* [The exercise]:
Pull out from the material below all lines with "Degrees".

Start of Data for processing

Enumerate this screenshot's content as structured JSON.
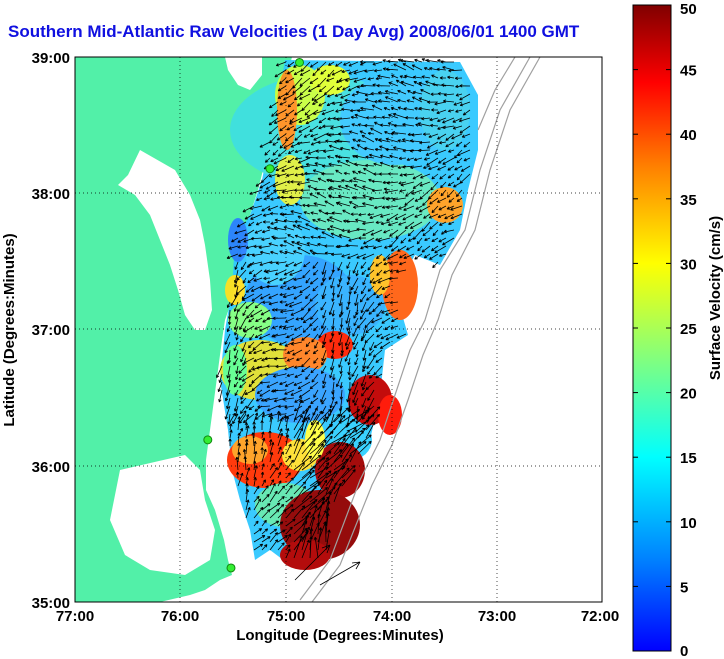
{
  "chart_data": {
    "type": "heatmap",
    "title": "Southern Mid-Atlantic Raw Velocities (1 Day Avg) 2008/06/01 1400 GMT",
    "xlabel": "Longitude (Degrees:Minutes)",
    "ylabel": "Latitude (Degrees:Minutes)",
    "x_ticks": [
      "77:00",
      "76:00",
      "75:00",
      "74:00",
      "73:00",
      "72:00"
    ],
    "y_ticks": [
      "39:00",
      "38:00",
      "37:00",
      "36:00",
      "35:00"
    ],
    "xlim": [
      -77,
      -72
    ],
    "ylim": [
      35,
      39
    ],
    "grid": true,
    "colorbar": {
      "label": "Surface Velocity (cm/s)",
      "ticks": [
        "0",
        "5",
        "10",
        "15",
        "20",
        "25",
        "30",
        "35",
        "40",
        "45",
        "50"
      ],
      "range": [
        0,
        50
      ],
      "colormap": [
        "#0000ff",
        "#0080ff",
        "#00ffff",
        "#80ff80",
        "#ffff00",
        "#ff8000",
        "#ff0000",
        "#800000"
      ]
    },
    "land_color": "#52f0a8",
    "sites": [
      {
        "lon": -74.87,
        "lat": 38.96
      },
      {
        "lon": -75.15,
        "lat": 38.18
      },
      {
        "lon": -75.74,
        "lat": 36.19
      },
      {
        "lon": -75.52,
        "lat": 35.25
      }
    ]
  }
}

End of Data for processing

* [Expected output]:
    "xlabel": "Longitude (Degrees:Minutes)",
    "ylabel": "Latitude (Degrees:Minutes)",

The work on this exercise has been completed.